**TEXT UNDER STUDY:**
▼▼▼

The winning workflow is:
- Generate first drafts with a cheap model.
- Validate changed files with tests or static analysis.
- Review high-risk docs with a stronger code model.
- Use premium models only for final public-facing synthesis.
That routing gives most teams 80-95% of the quality at a fraction of the cost.
How to reduce documentation token spend
The fastest cost reductions come from prompt design and caching, not provider negotiation.
First, send only the code needed for the documentation task. A docstring request does not need the entire repository. It needs one file, nearby types, exported interfaces, and maybe one test file.
Second, cache file hashes. If auth.ts has not changed, do not regenerate its docstrings. If an API schema has not changed, do not rewrite the endpoint docs.
Third, split repository documentation into batches. Generate file-level docs independently, then produce README and architecture summaries from indexed summaries instead of raw source every time.
Fourth, keep outputs short. Long documentation is not automatically better. For docstrings, require concise parameter descriptions, return values, exceptions, and one example only when useful.
⚠️ Warning: Repository-wide prompts are expensive and often less accurate. Summarize files first, then summarize the summaries for architecture docs.
Frequently asked questions
How much does AI code documentation cost per file?
A typical docstring pass for one source file costs about $0.0008 on Gemini 2.5 Flash-Lite, $0.0016 on DeepSeek V3.2, $0.0029 on GPT-5 mini, and $0.0270 on Claude Sonnet 4.6. For most teams, GPT-5 mini is the best default and DeepSeek V3.2 is the best low-cost option.
How much does it cost to document an entire repository?
A mid-size repository documentation pass using 900,000 input tokens and 120,000 output tokens costs about $0.14 on Gemini 2.5 Flash-Lite, $0.30 on DeepSeek V3.2, $0.47 on GPT-5 mini, $2.07 on Codex Mini, and $4.50 on Claude Sonnet 4.6. The real cost depends on how aggressively you cache unchanged files.

▲▲▲

**RECORDS SHOWN:**
▼▼▼

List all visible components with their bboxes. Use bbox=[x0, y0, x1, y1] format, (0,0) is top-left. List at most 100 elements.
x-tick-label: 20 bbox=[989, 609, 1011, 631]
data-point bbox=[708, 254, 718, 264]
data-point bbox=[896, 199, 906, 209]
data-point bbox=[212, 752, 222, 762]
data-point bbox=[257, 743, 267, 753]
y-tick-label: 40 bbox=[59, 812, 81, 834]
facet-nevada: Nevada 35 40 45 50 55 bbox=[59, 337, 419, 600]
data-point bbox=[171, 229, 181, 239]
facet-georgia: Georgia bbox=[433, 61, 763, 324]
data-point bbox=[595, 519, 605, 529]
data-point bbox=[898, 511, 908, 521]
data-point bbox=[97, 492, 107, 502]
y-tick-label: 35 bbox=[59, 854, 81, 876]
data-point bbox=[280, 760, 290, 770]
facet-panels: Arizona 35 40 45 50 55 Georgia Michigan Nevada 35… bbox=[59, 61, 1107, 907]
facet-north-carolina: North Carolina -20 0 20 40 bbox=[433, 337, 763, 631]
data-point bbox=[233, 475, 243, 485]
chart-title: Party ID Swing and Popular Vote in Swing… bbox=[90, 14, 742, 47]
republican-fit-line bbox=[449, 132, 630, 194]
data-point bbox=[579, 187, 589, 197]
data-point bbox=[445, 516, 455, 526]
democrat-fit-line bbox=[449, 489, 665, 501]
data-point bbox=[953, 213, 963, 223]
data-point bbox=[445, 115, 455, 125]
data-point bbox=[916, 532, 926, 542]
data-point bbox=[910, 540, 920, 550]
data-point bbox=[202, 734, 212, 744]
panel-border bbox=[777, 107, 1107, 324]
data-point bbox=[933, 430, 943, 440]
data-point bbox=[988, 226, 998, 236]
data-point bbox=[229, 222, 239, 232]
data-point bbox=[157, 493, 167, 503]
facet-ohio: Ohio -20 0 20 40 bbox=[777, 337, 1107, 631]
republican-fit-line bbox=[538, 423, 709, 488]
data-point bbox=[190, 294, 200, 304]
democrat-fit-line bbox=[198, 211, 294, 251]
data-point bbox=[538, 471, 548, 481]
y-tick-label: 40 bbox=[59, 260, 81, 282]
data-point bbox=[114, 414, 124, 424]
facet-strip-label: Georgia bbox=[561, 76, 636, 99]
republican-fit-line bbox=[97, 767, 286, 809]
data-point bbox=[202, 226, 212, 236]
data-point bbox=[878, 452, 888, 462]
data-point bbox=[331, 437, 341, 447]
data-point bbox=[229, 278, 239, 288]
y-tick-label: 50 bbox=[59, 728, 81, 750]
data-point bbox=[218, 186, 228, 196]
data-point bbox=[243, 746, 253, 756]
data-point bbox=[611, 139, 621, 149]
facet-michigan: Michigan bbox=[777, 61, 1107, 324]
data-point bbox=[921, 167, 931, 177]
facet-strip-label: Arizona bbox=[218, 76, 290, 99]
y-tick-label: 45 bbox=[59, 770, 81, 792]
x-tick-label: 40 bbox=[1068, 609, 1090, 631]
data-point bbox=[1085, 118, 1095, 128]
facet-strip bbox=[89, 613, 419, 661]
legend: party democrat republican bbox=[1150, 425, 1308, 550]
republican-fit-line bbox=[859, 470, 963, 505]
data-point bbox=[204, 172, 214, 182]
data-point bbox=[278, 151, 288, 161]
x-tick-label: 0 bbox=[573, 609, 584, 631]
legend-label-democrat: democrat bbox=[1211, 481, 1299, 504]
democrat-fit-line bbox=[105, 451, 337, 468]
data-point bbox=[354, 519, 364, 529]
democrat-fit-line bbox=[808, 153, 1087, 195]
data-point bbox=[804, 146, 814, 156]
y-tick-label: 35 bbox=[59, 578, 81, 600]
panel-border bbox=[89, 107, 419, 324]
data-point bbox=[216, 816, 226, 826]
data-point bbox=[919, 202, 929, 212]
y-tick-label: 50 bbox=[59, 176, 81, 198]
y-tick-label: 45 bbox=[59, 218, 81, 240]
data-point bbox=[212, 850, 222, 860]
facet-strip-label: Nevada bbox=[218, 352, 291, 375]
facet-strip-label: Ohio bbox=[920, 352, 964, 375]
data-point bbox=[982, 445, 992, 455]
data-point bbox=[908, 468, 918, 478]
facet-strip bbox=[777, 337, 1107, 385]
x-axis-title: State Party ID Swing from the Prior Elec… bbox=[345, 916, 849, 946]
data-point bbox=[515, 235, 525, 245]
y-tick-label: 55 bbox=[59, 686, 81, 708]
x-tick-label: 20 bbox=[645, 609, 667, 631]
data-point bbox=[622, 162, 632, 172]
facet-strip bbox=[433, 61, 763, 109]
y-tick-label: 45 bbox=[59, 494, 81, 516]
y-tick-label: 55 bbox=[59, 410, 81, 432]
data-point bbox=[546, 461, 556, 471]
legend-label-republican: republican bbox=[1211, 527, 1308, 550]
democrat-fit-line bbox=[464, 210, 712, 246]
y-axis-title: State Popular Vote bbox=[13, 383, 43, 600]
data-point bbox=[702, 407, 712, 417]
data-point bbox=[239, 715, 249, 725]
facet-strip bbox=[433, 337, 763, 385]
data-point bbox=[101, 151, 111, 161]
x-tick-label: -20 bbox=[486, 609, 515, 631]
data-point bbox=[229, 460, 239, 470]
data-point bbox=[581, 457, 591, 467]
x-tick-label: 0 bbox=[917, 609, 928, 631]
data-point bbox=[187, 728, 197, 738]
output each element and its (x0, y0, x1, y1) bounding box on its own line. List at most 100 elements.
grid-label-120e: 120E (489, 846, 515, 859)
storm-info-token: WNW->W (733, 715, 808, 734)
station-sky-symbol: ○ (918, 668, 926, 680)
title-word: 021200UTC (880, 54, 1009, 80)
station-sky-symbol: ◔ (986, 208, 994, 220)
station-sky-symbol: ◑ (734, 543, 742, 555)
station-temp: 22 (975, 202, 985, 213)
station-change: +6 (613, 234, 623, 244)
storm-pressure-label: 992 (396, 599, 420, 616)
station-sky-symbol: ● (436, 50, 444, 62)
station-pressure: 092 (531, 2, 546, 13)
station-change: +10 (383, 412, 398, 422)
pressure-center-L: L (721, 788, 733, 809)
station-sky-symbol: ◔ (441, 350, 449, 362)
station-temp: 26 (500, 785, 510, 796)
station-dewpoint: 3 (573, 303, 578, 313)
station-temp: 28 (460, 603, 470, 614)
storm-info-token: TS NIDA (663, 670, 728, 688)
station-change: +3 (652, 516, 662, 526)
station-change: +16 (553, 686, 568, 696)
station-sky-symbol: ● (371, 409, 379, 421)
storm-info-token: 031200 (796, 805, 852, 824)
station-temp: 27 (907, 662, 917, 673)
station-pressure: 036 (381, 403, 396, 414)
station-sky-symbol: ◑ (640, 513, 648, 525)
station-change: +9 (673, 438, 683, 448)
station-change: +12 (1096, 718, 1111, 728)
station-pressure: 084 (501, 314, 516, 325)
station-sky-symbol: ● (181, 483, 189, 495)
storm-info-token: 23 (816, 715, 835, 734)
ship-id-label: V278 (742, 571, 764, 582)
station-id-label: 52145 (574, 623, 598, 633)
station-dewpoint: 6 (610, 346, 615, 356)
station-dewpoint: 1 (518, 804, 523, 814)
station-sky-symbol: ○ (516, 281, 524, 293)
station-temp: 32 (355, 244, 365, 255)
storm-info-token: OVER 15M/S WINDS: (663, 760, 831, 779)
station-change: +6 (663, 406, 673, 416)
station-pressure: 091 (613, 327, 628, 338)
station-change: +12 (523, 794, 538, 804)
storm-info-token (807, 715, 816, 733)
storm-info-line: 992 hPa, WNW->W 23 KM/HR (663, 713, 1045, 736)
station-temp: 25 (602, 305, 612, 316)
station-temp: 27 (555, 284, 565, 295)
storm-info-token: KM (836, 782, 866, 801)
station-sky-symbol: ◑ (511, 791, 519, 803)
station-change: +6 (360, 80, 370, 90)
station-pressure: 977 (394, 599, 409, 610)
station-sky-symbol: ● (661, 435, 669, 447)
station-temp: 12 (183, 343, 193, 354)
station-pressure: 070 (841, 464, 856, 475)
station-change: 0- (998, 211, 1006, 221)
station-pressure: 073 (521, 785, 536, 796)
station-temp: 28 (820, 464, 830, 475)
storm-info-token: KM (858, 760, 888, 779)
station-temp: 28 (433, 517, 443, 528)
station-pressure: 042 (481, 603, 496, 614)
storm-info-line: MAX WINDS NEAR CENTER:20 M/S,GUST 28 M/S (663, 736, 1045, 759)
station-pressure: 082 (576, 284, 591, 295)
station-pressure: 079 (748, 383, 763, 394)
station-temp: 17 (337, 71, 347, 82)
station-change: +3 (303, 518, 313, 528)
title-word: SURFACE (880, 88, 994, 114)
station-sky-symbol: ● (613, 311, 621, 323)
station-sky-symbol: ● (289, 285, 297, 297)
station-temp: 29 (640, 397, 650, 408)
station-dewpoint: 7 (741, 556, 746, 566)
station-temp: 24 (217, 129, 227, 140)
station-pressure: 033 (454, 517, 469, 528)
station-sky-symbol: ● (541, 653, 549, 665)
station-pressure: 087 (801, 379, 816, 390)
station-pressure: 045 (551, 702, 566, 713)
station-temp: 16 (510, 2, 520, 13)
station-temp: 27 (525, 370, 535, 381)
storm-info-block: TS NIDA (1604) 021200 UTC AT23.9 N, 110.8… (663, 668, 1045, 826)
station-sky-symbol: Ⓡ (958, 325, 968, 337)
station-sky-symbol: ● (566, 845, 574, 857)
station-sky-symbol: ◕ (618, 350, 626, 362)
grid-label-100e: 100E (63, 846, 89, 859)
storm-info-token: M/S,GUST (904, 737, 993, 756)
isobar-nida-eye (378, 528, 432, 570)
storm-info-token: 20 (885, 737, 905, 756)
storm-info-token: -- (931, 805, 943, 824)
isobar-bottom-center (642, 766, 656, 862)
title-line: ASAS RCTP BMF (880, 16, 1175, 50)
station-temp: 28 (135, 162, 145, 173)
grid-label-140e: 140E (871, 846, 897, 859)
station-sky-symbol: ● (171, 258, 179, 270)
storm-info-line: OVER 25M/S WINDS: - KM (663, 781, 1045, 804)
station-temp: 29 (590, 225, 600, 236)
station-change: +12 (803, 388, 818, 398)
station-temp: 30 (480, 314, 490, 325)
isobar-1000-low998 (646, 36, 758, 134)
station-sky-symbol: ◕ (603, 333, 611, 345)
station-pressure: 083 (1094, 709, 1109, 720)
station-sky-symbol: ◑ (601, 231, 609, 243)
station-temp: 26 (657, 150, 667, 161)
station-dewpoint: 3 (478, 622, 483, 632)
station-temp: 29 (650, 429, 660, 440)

▲▲▲

**WHAT YOU ARE ASKED TO DO:**
Can you reproduce, word for word, the part of the documentation-cost text starting with "First, send only" and going on through "only when useful."?

**RESULT:**
First, send only the code needed for the documentation task. A docstring request does not need the entire repository. It needs one file, nearby types, exported interfaces, and maybe one test file.
Second, cache file hashes. If auth.ts has not changed, do not regenerate its docstrings. If an API schema has not changed, do not rewrite the endpoint docs.
Third, split repository documentation into batches. Generate file-level docs independently, then produce README and architecture summaries from indexed summaries instead of raw source every time.
Fourth, keep outputs short. Long documentation is not automatically better. For docstrings, require concise parameter descriptions, return values, exceptions, and one example only when useful.